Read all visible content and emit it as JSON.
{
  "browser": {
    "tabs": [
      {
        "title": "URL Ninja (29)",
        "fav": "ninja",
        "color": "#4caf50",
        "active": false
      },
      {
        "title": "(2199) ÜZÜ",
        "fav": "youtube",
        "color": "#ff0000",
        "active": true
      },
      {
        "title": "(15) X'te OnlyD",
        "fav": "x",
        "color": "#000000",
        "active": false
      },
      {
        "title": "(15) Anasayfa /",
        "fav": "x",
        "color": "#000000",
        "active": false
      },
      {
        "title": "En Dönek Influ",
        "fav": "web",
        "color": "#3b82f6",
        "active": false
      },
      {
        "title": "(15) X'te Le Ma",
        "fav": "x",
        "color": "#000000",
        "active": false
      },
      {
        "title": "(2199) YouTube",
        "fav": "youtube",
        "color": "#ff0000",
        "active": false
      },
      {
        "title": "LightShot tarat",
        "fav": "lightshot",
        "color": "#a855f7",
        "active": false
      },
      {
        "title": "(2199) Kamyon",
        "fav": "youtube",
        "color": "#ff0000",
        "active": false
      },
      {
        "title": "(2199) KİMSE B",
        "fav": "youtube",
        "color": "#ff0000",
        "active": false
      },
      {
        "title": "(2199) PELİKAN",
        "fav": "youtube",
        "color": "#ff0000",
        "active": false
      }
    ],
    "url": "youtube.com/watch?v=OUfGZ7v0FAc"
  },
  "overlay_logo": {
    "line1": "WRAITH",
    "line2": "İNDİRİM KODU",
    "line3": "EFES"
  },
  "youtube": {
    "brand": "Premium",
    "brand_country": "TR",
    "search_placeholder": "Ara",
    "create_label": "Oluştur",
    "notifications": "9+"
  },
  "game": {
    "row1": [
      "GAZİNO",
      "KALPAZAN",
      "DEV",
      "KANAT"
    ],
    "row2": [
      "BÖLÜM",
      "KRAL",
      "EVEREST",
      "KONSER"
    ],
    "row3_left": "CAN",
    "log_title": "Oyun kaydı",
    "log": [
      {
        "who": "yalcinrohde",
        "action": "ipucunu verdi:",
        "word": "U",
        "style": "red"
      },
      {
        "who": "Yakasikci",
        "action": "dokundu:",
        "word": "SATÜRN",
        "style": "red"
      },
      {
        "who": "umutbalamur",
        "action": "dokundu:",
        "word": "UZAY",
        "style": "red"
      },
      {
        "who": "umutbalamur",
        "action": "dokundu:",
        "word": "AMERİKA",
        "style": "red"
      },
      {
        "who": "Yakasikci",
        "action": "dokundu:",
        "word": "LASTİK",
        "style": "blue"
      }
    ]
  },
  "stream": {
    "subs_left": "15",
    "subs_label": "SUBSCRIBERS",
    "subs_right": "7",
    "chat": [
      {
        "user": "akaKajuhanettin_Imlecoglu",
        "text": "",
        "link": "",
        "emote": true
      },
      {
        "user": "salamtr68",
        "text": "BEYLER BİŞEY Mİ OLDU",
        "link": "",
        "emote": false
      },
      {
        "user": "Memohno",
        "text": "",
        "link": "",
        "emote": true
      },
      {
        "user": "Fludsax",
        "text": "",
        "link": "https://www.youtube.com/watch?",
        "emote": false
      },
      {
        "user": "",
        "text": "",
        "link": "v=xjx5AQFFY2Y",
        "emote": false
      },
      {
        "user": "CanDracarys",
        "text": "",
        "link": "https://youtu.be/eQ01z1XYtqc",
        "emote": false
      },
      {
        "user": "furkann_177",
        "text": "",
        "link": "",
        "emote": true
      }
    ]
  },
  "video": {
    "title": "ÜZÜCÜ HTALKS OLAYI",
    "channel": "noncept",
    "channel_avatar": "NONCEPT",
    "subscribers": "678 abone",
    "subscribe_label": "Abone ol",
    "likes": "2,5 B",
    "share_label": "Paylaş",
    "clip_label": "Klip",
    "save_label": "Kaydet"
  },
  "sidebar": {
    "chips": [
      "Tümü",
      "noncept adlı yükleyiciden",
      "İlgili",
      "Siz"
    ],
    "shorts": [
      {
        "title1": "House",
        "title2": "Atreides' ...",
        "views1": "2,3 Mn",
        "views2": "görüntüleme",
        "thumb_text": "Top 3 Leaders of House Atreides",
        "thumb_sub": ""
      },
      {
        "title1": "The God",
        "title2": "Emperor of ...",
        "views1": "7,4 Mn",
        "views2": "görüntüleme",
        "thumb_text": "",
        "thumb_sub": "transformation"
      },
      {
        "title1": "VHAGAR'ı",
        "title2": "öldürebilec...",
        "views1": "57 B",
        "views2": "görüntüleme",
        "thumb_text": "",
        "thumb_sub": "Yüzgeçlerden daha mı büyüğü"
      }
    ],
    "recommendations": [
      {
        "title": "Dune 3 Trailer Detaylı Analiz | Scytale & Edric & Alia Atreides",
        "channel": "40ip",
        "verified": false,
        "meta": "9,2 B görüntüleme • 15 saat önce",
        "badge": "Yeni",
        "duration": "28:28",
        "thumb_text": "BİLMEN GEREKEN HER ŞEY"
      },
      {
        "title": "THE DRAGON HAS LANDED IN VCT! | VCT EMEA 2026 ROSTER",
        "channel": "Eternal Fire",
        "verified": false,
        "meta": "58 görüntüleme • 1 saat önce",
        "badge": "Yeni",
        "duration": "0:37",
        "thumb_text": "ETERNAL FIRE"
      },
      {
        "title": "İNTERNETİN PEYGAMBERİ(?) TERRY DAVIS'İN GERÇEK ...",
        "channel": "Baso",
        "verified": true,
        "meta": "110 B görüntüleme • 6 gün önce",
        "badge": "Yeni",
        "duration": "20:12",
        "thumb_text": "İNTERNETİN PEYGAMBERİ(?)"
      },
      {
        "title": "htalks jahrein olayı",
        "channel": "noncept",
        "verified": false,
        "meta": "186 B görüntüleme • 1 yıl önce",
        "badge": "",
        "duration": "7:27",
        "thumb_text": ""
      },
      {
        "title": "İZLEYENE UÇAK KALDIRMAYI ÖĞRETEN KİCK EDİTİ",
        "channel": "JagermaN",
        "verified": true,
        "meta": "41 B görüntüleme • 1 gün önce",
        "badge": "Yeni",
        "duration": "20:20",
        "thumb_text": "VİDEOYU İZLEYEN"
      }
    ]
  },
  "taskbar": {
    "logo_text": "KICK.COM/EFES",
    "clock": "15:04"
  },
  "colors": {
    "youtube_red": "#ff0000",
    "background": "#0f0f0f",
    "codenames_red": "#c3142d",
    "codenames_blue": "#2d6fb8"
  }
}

----------------

- [WHAT NEEDS TO BE DONE] Repeat the data above, word for word.

- [TASK ANSWER]
Read all visible content and emit it as JSON.
{
  "browser": {
    "tabs": [
      {
        "title": "URL Ninja (29)",
        "fav": "ninja",
        "color": "#4caf50",
        "active": false
      },
      {
        "title": "(2199) ÜZÜ",
        "fav": "youtube",
        "color": "#ff0000",
        "active": true
      },
      {
        "title": "(15) X'te OnlyD",
        "fav": "x",
        "color": "#000000",
        "active": false
      },
      {
        "title": "(15) Anasayfa /",
        "fav": "x",
        "color": "#000000",
        "active": false
      },
      {
        "title": "En Dönek Influ",
        "fav": "web",
        "color": "#3b82f6",
        "active": false
      },
      {
        "title": "(15) X'te Le Ma",
        "fav": "x",
        "color": "#000000",
        "active": false
      },
      {
        "title": "(2199) YouTube",
        "fav": "youtube",
        "color": "#ff0000",
        "active": false
      },
      {
        "title": "LightShot tarat",
        "fav": "lightshot",
        "color": "#a855f7",
        "active": false
      },
      {
        "title": "(2199) Kamyon",
        "fav": "youtube",
        "color": "#ff0000",
        "active": false
      },
      {
        "title": "(2199) KİMSE B",
        "fav": "youtube",
        "color": "#ff0000",
        "active": false
      },
      {
        "title": "(2199) PELİKAN",
        "fav": "youtube",
        "color": "#ff0000",
        "active": false
      }
    ],
    "url": "youtube.com/watch?v=OUfGZ7v0FAc"
  },
  "overlay_logo": {
    "line1": "WRAITH",
    "line2": "İNDİRİM KODU",
    "line3": "EFES"
  },
  "youtube": {
    "brand": "Premium",
    "brand_country": "TR",
    "search_placeholder": "Ara",
    "create_label": "Oluştur",
    "notifications": "9+"
  },
  "game": {
    "row1": [
      "GAZİNO",
      "KALPAZAN",
      "DEV",
      "KANAT"
    ],
    "row2": [
      "BÖLÜM",
      "KRAL",
      "EVEREST",
      "KONSER"
    ],
    "row3_left": "CAN",
    "log_title": "Oyun kaydı",
    "log": [
      {
        "who": "yalcinrohde",
        "action": "ipucunu verdi:",
        "word": "U",
        "style": "red"
      },
      {
        "who": "Yakasikci",
        "action": "dokundu:",
        "word": "SATÜRN",
        "style": "red"
      },
      {
        "who": "umutbalamur",
        "action": "dokundu:",
        "word": "UZAY",
        "style": "red"
      },
      {
        "who": "umutbalamur",
        "action": "dokundu:",
        "word": "AMERİKA",
        "style": "red"
      },
      {
        "who": "Yakasikci",
        "action": "dokundu:",
        "word": "LASTİK",
        "style": "blue"
      }
    ]
  },
  "stream": {
    "subs_left": "15",
    "subs_label": "SUBSCRIBERS",
    "subs_right": "7",
    "chat": [
      {
        "user": "akaKajuhanettin_Imlecoglu",
        "text": "",
        "link": "",
        "emote": true
      },
      {
        "user": "salamtr68",
        "text": "BEYLER BİŞEY Mİ OLDU",
        "link": "",
        "emote": false
      },
      {
        "user": "Memohno",
        "text": "",
        "link": "",
        "emote": true
      },
      {
        "user": "Fludsax",
        "text": "",
        "link": "https://www.youtube.com/watch?",
        "emote": false
      },
      {
        "user": "",
        "text": "",
        "link": "v=xjx5AQFFY2Y",
        "emote": false
      },
      {
        "user": "CanDracarys",
        "text": "",
        "link": "https://youtu.be/eQ01z1XYtqc",
        "emote": false
      },
      {
        "user": "furkann_177",
        "text": "",
        "link": "",
        "emote": true
      }
    ]
  },
  "video": {
    "title": "ÜZÜCÜ HTALKS OLAYI",
    "channel": "noncept",
    "channel_avatar": "NONCEPT",
    "subscribers": "678 abone",
    "subscribe_label": "Abone ol",
    "likes": "2,5 B",
    "share_label": "Paylaş",
    "clip_label": "Klip",
    "save_label": "Kaydet"
  },
  "sidebar": {
    "chips": [
      "Tümü",
      "noncept adlı yükleyiciden",
      "İlgili",
      "Siz"
    ],
    "shorts": [
      {
        "title1": "House",
        "title2": "Atreides' ...",
        "views1": "2,3 Mn",
        "views2": "görüntüleme",
        "thumb_text": "Top 3 Leaders of House Atreides",
        "thumb_sub": ""
      },
      {
        "title1": "The God",
        "title2": "Emperor of ...",
        "views1": "7,4 Mn",
        "views2": "görüntüleme",
        "thumb_text": "",
        "thumb_sub": "transformation"
      },
      {
        "title1": "VHAGAR'ı",
        "title2": "öldürebilec...",
        "views1": "57 B",
        "views2": "görüntüleme",
        "thumb_text": "",
        "thumb_sub": "Yüzgeçlerden daha mı büyüğü"
      }
    ],
    "recommendations": [
      {
        "title": "Dune 3 Trailer Detaylı Analiz | Scytale & Edric & Alia Atreides",
        "channel": "40ip",
        "verified": false,
        "meta": "9,2 B görüntüleme • 15 saat önce",
        "badge": "Yeni",
        "duration": "28:28",
        "thumb_text": "BİLMEN GEREKEN HER ŞEY"
      },
      {
        "title": "THE DRAGON HAS LANDED IN VCT! | VCT EMEA 2026 ROSTER",
        "channel": "Eternal Fire",
        "verified": false,
        "meta": "58 görüntüleme • 1 saat önce",
        "badge": "Yeni",
        "duration": "0:37",
        "thumb_text": "ETERNAL FIRE"
      },
      {
        "title": "İNTERNETİN PEYGAMBERİ(?) TERRY DAVIS'İN GERÇEK ...",
        "channel": "Baso",
        "verified": true,
        "meta": "110 B görüntüleme • 6 gün önce",
        "badge": "Yeni",
        "duration": "20:12",
        "thumb_text": "İNTERNETİN PEYGAMBERİ(?)"
      },
      {
        "title": "htalks jahrein olayı",
        "channel": "noncept",
        "verified": false,
        "meta": "186 B görüntüleme • 1 yıl önce",
        "badge": "",
        "duration": "7:27",
        "thumb_text": ""
      },
      {
        "title": "İZLEYENE UÇAK KALDIRMAYI ÖĞRETEN KİCK EDİTİ",
        "channel": "JagermaN",
        "verified": true,
        "meta": "41 B görüntüleme • 1 gün önce",
        "badge": "Yeni",
        "duration": "20:20",
        "thumb_text": "VİDEOYU İZLEYEN"
      }
    ]
  },
  "taskbar": {
    "logo_text": "KICK.COM/EFES",
    "clock": "15:04"
  },
  "colors": {
    "youtube_red": "#ff0000",
    "background": "#0f0f0f",
    "codenames_red": "#c3142d",
    "codenames_blue": "#2d6fb8"
  }
}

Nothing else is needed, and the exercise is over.